Copy each line of the records that contains the word "市文旅局".
Start of Material for the task
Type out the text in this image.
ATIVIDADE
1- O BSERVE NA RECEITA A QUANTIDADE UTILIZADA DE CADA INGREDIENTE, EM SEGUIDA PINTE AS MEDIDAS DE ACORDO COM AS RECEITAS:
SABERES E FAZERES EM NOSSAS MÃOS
End of Material for the task
Start of Material for the task
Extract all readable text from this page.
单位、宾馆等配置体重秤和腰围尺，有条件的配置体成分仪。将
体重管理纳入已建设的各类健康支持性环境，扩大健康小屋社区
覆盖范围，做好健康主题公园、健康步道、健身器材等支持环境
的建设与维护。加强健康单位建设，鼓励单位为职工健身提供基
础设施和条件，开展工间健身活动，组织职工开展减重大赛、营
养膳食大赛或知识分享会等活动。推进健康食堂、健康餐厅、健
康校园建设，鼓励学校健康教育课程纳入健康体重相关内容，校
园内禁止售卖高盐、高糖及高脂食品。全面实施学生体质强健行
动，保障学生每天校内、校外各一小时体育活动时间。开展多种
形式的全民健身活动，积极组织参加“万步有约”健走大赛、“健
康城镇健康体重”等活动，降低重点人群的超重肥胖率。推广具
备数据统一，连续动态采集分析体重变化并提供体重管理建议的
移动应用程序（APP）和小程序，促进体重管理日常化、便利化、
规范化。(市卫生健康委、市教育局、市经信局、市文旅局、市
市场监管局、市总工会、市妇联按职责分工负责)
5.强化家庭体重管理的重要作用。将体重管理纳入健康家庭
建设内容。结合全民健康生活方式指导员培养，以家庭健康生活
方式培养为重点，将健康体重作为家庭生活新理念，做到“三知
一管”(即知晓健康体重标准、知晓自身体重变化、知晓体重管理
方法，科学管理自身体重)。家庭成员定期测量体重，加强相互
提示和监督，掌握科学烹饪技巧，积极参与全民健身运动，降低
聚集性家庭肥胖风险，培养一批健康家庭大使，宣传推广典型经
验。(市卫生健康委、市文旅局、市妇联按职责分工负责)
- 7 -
End of Material for the task
Start of Material for the task
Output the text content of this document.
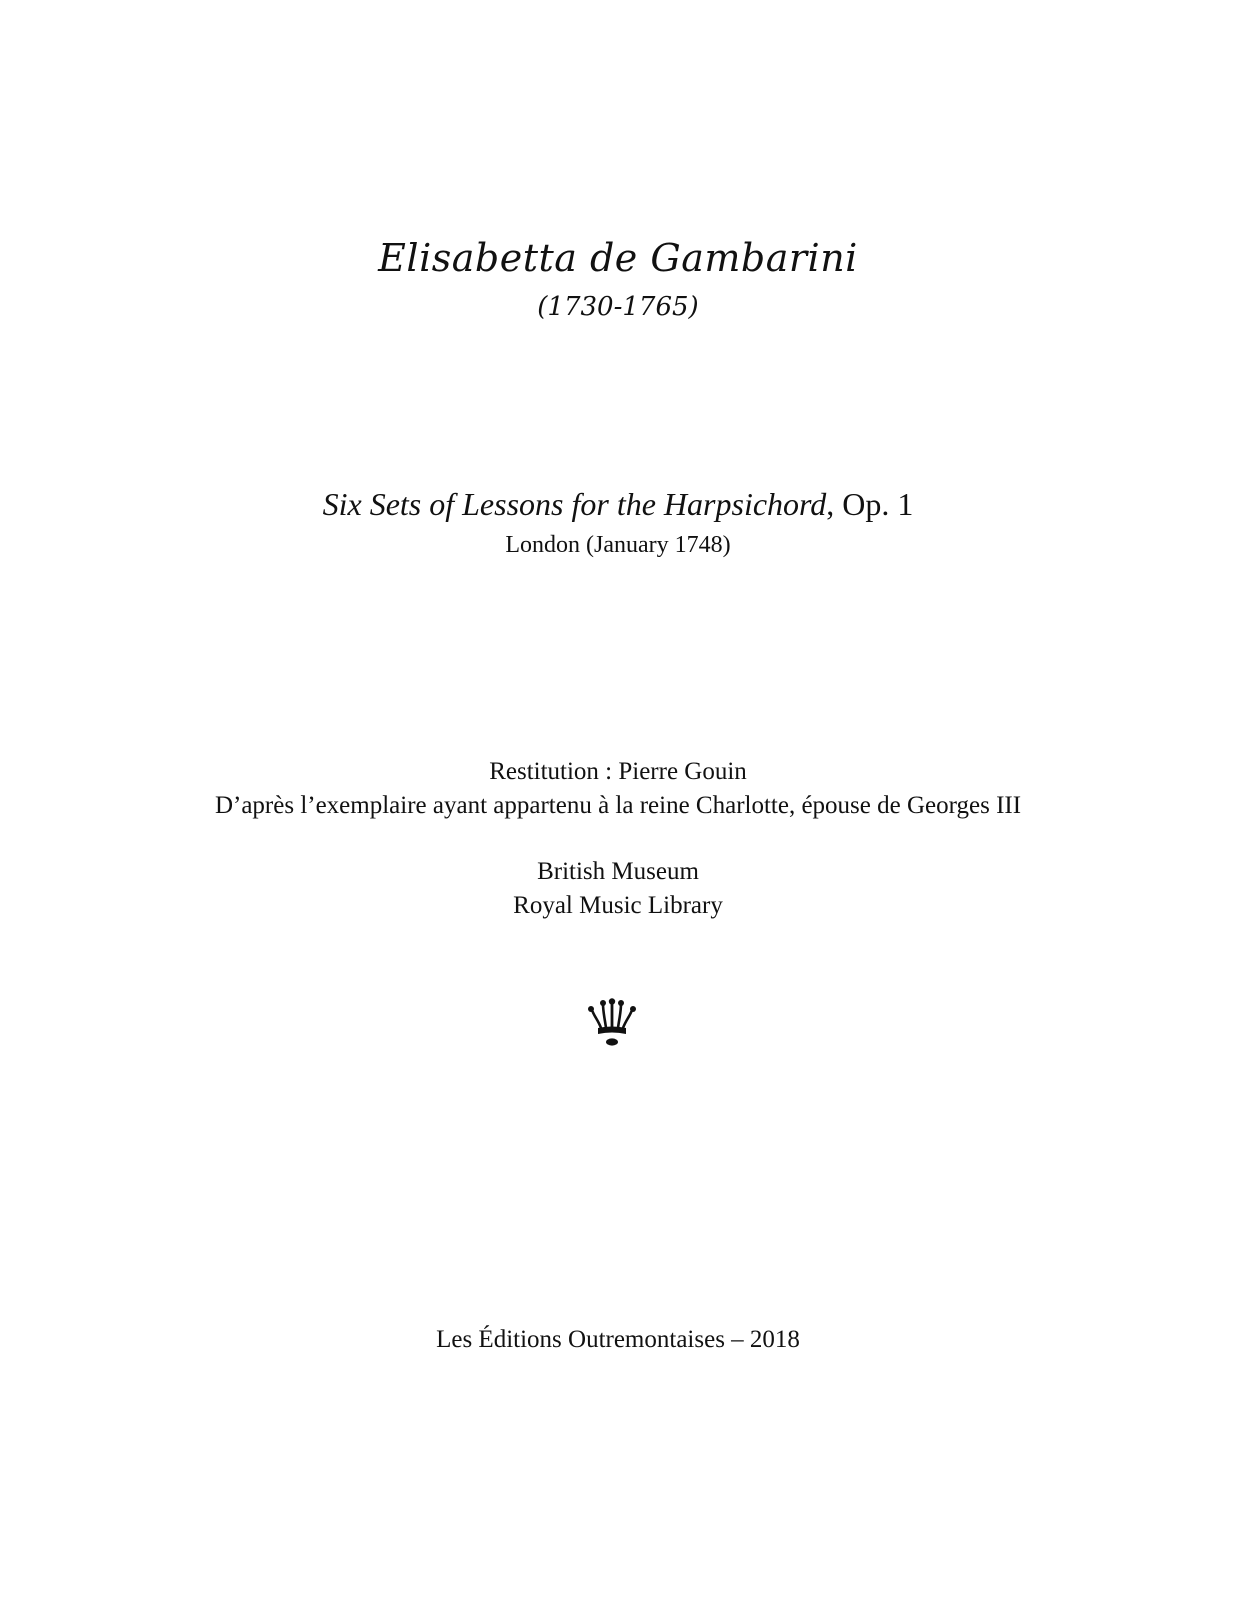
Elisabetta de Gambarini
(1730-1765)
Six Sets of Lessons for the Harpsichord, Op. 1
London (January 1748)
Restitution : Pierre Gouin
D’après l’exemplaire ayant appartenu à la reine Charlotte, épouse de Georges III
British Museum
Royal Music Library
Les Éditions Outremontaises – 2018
End of Material for the task
#### [Full output]
规范化。(市卫生健康委、市教育局、市经信局、市文旅局、市
验。(市卫生健康委、市文旅局、市妇联按职责分工负责)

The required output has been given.